# [Exercise aim]
Copy every entry word for word, but skip the pictures.

-- start --

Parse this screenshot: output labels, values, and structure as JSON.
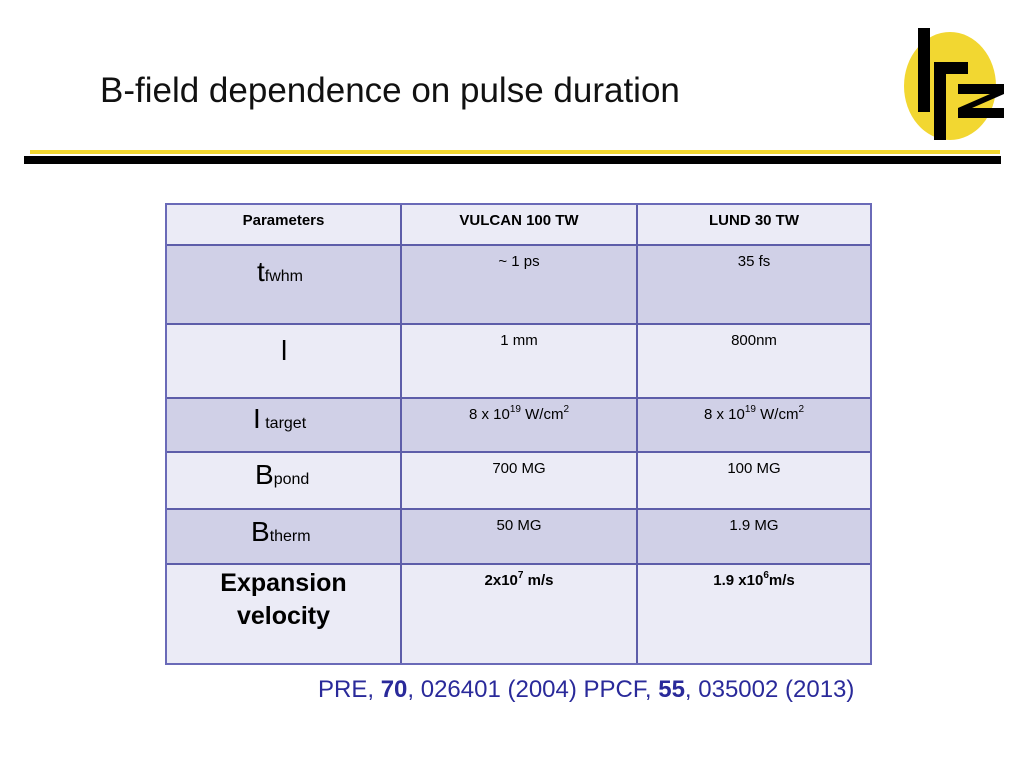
{
  "slide": {
    "title": "B-field dependence on pulse duration",
    "logo_text": "lrz"
  },
  "table": {
    "headers": [
      "Parameters",
      "VULCAN 100 TW",
      "LUND 30 TW"
    ],
    "rows": [
      {
        "param_main": "t",
        "param_sub": "fwhm",
        "vulcan": "~ 1 ps",
        "lund": "35 fs"
      },
      {
        "param_main": "l",
        "param_sub": "",
        "vulcan": "1 mm",
        "lund": "800nm"
      },
      {
        "param_main": "I",
        "param_sub": " target",
        "vulcan_base": "8 x 10",
        "vulcan_exp": "19",
        "vulcan_unit": " W/cm",
        "vulcan_unit_exp": "2",
        "lund_base": "8 x 10",
        "lund_exp": "19",
        "lund_unit": " W/cm",
        "lund_unit_exp": "2"
      },
      {
        "param_main": "B",
        "param_sub": "pond",
        "vulcan": "700 MG",
        "lund": "100 MG"
      },
      {
        "param_main": "B",
        "param_sub": "therm",
        "vulcan": "50 MG",
        "lund": "1.9 MG"
      },
      {
        "param_line1": "Expansion",
        "param_line2": "velocity",
        "vulcan_base": "2x10",
        "vulcan_exp": "7",
        "vulcan_unit": " m/s",
        "lund_base": "1.9 x10",
        "lund_exp": "6",
        "lund_unit": "m/s"
      }
    ]
  },
  "citation": {
    "pre_prefix": "PRE, ",
    "pre_volume": "70",
    "pre_suffix": ", 026401 (2004)  ",
    "ppcf_prefix": "PPCF, ",
    "ppcf_volume": "55",
    "ppcf_suffix": ", 035002 (2013)"
  },
  "colors": {
    "accent_yellow": "#f2d731",
    "table_border": "#6a6ab8",
    "row_light": "#ebebf6",
    "row_dark": "#d0d0e7",
    "citation_blue": "#2a2a9a"
  }
}
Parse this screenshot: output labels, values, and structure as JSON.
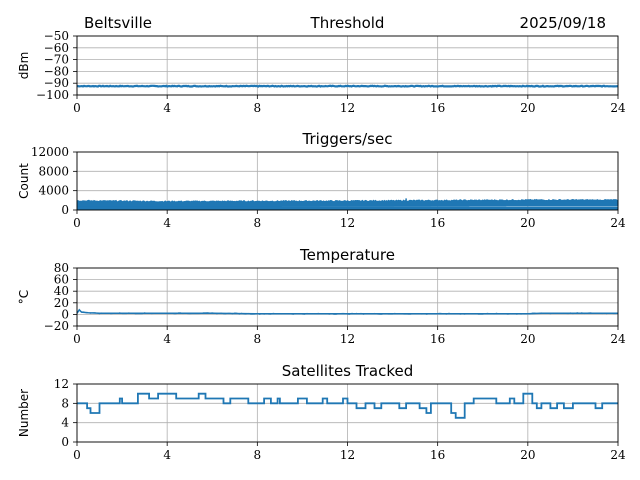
{
  "header": {
    "location": "Beltsville",
    "date": "2025/09/18"
  },
  "chart_data": [
    {
      "type": "line",
      "title": "Threshold",
      "ylabel": "dBm",
      "xlim": [
        0,
        24
      ],
      "ylim": [
        -100,
        -50
      ],
      "xticks": [
        "0",
        "4",
        "8",
        "12",
        "16",
        "20",
        "24"
      ],
      "yticks": [
        "−50",
        "−60",
        "−70",
        "−80",
        "−90",
        "−100"
      ],
      "grid": true,
      "color": "#1f77b4",
      "series": [
        {
          "x": [
            0,
            24
          ],
          "y": [
            -92.5,
            -92.5
          ],
          "noise": 0.6
        }
      ]
    },
    {
      "type": "line",
      "title": "Triggers/sec",
      "ylabel": "Count",
      "xlim": [
        0,
        24
      ],
      "ylim": [
        0,
        12000
      ],
      "xticks": [
        "0",
        "4",
        "8",
        "12",
        "16",
        "20",
        "24"
      ],
      "yticks": [
        "12000",
        "8000",
        "4000",
        "0"
      ],
      "grid": true,
      "color": "#1f77b4",
      "series": [
        {
          "x": [
            0,
            4,
            8,
            12,
            16,
            20,
            24
          ],
          "y": [
            700,
            650,
            700,
            750,
            800,
            850,
            850
          ],
          "band_top": [
            1800,
            1650,
            1700,
            1750,
            1850,
            1950,
            1950
          ],
          "peak": {
            "x": 14.6,
            "y": 2400
          }
        }
      ]
    },
    {
      "type": "line",
      "title": "Temperature",
      "ylabel": "°C",
      "xlim": [
        0,
        24
      ],
      "ylim": [
        -20,
        80
      ],
      "xticks": [
        "0",
        "4",
        "8",
        "12",
        "16",
        "20",
        "24"
      ],
      "yticks": [
        "80",
        "60",
        "40",
        "20",
        "0",
        "−20"
      ],
      "grid": true,
      "color": "#1f77b4",
      "series": [
        {
          "x": [
            0,
            0.1,
            0.2,
            0.5,
            1,
            2,
            4,
            6,
            8,
            10,
            12,
            14,
            16,
            18,
            20,
            20.6,
            22,
            24
          ],
          "y": [
            2,
            8,
            4,
            3,
            2,
            2,
            2,
            2,
            1,
            1,
            1,
            1,
            1,
            1,
            1,
            2,
            2,
            2
          ]
        }
      ]
    },
    {
      "type": "line",
      "title": "Satellites Tracked",
      "ylabel": "Number",
      "xlim": [
        0,
        24
      ],
      "ylim": [
        0,
        12
      ],
      "xticks": [
        "0",
        "4",
        "8",
        "12",
        "16",
        "20",
        "24"
      ],
      "yticks": [
        "12",
        "8",
        "4",
        "0"
      ],
      "grid": true,
      "color": "#1f77b4",
      "series": [
        {
          "x": [
            0,
            0.3,
            0.45,
            0.6,
            0.9,
            1.0,
            1.8,
            1.9,
            2.0,
            2.6,
            2.7,
            3.0,
            3.2,
            3.5,
            3.6,
            4.0,
            4.2,
            4.4,
            5.0,
            5.4,
            5.5,
            5.7,
            6.2,
            6.5,
            6.8,
            7.4,
            7.6,
            8.0,
            8.3,
            8.6,
            8.9,
            9.0,
            9.6,
            9.8,
            10.2,
            10.4,
            10.9,
            11.1,
            11.7,
            11.8,
            12.0,
            12.4,
            12.8,
            13.2,
            13.5,
            13.7,
            14.3,
            14.6,
            15.2,
            15.5,
            15.7,
            16.2,
            16.6,
            16.8,
            17.2,
            17.6,
            18.4,
            18.6,
            19.2,
            19.4,
            19.8,
            20.2,
            20.4,
            20.6,
            21.0,
            21.3,
            21.6,
            22.0,
            22.6,
            23.0,
            23.3,
            23.6,
            24.0
          ],
          "y": [
            8,
            8,
            7,
            6,
            6,
            8,
            8,
            9,
            8,
            8,
            10,
            10,
            9,
            9,
            10,
            10,
            10,
            9,
            9,
            10,
            10,
            9,
            9,
            8,
            9,
            9,
            8,
            8,
            9,
            8,
            9,
            8,
            8,
            9,
            8,
            8,
            9,
            8,
            8,
            9,
            8,
            7,
            8,
            7,
            8,
            8,
            7,
            8,
            7,
            6,
            8,
            8,
            6,
            5,
            8,
            9,
            9,
            8,
            9,
            8,
            10,
            8,
            7,
            8,
            7,
            8,
            7,
            8,
            8,
            7,
            8,
            8,
            8
          ]
        }
      ]
    }
  ]
}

-- end --

# [The reply]
Parse this screenshot: output labels, values, and structure as JSON.
{
  "slide": {
    "title": "B-field dependence on pulse duration",
    "logo_text": "lrz"
  },
  "table": {
    "headers": [
      "Parameters",
      "VULCAN 100 TW",
      "LUND 30 TW"
    ],
    "rows": [
      {
        "param_main": "t",
        "param_sub": "fwhm",
        "vulcan": "~ 1 ps",
        "lund": "35 fs"
      },
      {
        "param_main": "l",
        "param_sub": "",
        "vulcan": "1 mm",
        "lund": "800nm"
      },
      {
        "param_main": "I",
        "param_sub": " target",
        "vulcan_base": "8 x 10",
        "vulcan_exp": "19",
        "vulcan_unit": " W/cm",
        "vulcan_unit_exp": "2",
        "lund_base": "8 x 10",
        "lund_exp": "19",
        "lund_unit": " W/cm",
        "lund_unit_exp": "2"
      },
      {
        "param_main": "B",
        "param_sub": "pond",
        "vulcan": "700 MG",
        "lund": "100 MG"
      },
      {
        "param_main": "B",
        "param_sub": "therm",
        "vulcan": "50 MG",
        "lund": "1.9 MG"
      },
      {
        "param_line1": "Expansion",
        "param_line2": "velocity",
        "vulcan_base": "2x10",
        "vulcan_exp": "7",
        "vulcan_unit": " m/s",
        "lund_base": "1.9 x10",
        "lund_exp": "6",
        "lund_unit": "m/s"
      }
    ]
  },
  "citation": {
    "pre_prefix": "PRE, ",
    "pre_volume": "70",
    "pre_suffix": ", 026401 (2004)  ",
    "ppcf_prefix": "PPCF, ",
    "ppcf_volume": "55",
    "ppcf_suffix": ", 035002 (2013)"
  },
  "colors": {
    "accent_yellow": "#f2d731",
    "table_border": "#6a6ab8",
    "row_light": "#ebebf6",
    "row_dark": "#d0d0e7",
    "citation_blue": "#2a2a9a"
  }
}
Parse this screenshot: output labels, values, and structure as JSON.
{
  "header": {
    "location": "Beltsville",
    "date": "2025/09/18"
  },
  "chart_data": [
    {
      "type": "line",
      "title": "Threshold",
      "ylabel": "dBm",
      "xlim": [
        0,
        24
      ],
      "ylim": [
        -100,
        -50
      ],
      "xticks": [
        "0",
        "4",
        "8",
        "12",
        "16",
        "20",
        "24"
      ],
      "yticks": [
        "−50",
        "−60",
        "−70",
        "−80",
        "−90",
        "−100"
      ],
      "grid": true,
      "color": "#1f77b4",
      "series": [
        {
          "x": [
            0,
            24
          ],
          "y": [
            -92.5,
            -92.5
          ],
          "noise": 0.6
        }
      ]
    },
    {
      "type": "line",
      "title": "Triggers/sec",
      "ylabel": "Count",
      "xlim": [
        0,
        24
      ],
      "ylim": [
        0,
        12000
      ],
      "xticks": [
        "0",
        "4",
        "8",
        "12",
        "16",
        "20",
        "24"
      ],
      "yticks": [
        "12000",
        "8000",
        "4000",
        "0"
      ],
      "grid": true,
      "color": "#1f77b4",
      "series": [
        {
          "x": [
            0,
            4,
            8,
            12,
            16,
            20,
            24
          ],
          "y": [
            700,
            650,
            700,
            750,
            800,
            850,
            850
          ],
          "band_top": [
            1800,
            1650,
            1700,
            1750,
            1850,
            1950,
            1950
          ],
          "peak": {
            "x": 14.6,
            "y": 2400
          }
        }
      ]
    },
    {
      "type": "line",
      "title": "Temperature",
      "ylabel": "°C",
      "xlim": [
        0,
        24
      ],
      "ylim": [
        -20,
        80
      ],
      "xticks": [
        "0",
        "4",
        "8",
        "12",
        "16",
        "20",
        "24"
      ],
      "yticks": [
        "80",
        "60",
        "40",
        "20",
        "0",
        "−20"
      ],
      "grid": true,
      "color": "#1f77b4",
      "series": [
        {
          "x": [
            0,
            0.1,
            0.2,
            0.5,
            1,
            2,
            4,
            6,
            8,
            10,
            12,
            14,
            16,
            18,
            20,
            20.6,
            22,
            24
          ],
          "y": [
            2,
            8,
            4,
            3,
            2,
            2,
            2,
            2,
            1,
            1,
            1,
            1,
            1,
            1,
            1,
            2,
            2,
            2
          ]
        }
      ]
    },
    {
      "type": "line",
      "title": "Satellites Tracked",
      "ylabel": "Number",
      "xlim": [
        0,
        24
      ],
      "ylim": [
        0,
        12
      ],
      "xticks": [
        "0",
        "4",
        "8",
        "12",
        "16",
        "20",
        "24"
      ],
      "yticks": [
        "12",
        "8",
        "4",
        "0"
      ],
      "grid": true,
      "color": "#1f77b4",
      "series": [
        {
          "x": [
            0,
            0.3,
            0.45,
            0.6,
            0.9,
            1.0,
            1.8,
            1.9,
            2.0,
            2.6,
            2.7,
            3.0,
            3.2,
            3.5,
            3.6,
            4.0,
            4.2,
            4.4,
            5.0,
            5.4,
            5.5,
            5.7,
            6.2,
            6.5,
            6.8,
            7.4,
            7.6,
            8.0,
            8.3,
            8.6,
            8.9,
            9.0,
            9.6,
            9.8,
            10.2,
            10.4,
            10.9,
            11.1,
            11.7,
            11.8,
            12.0,
            12.4,
            12.8,
            13.2,
            13.5,
            13.7,
            14.3,
            14.6,
            15.2,
            15.5,
            15.7,
            16.2,
            16.6,
            16.8,
            17.2,
            17.6,
            18.4,
            18.6,
            19.2,
            19.4,
            19.8,
            20.2,
            20.4,
            20.6,
            21.0,
            21.3,
            21.6,
            22.0,
            22.6,
            23.0,
            23.3,
            23.6,
            24.0
          ],
          "y": [
            8,
            8,
            7,
            6,
            6,
            8,
            8,
            9,
            8,
            8,
            10,
            10,
            9,
            9,
            10,
            10,
            10,
            9,
            9,
            10,
            10,
            9,
            9,
            8,
            9,
            9,
            8,
            8,
            9,
            8,
            9,
            8,
            8,
            9,
            8,
            8,
            9,
            8,
            8,
            9,
            8,
            7,
            8,
            7,
            8,
            8,
            7,
            8,
            7,
            6,
            8,
            8,
            6,
            5,
            8,
            9,
            9,
            8,
            9,
            8,
            10,
            8,
            7,
            8,
            7,
            8,
            7,
            8,
            8,
            7,
            8,
            8,
            8
          ]
        }
      ]
    }
  ]
}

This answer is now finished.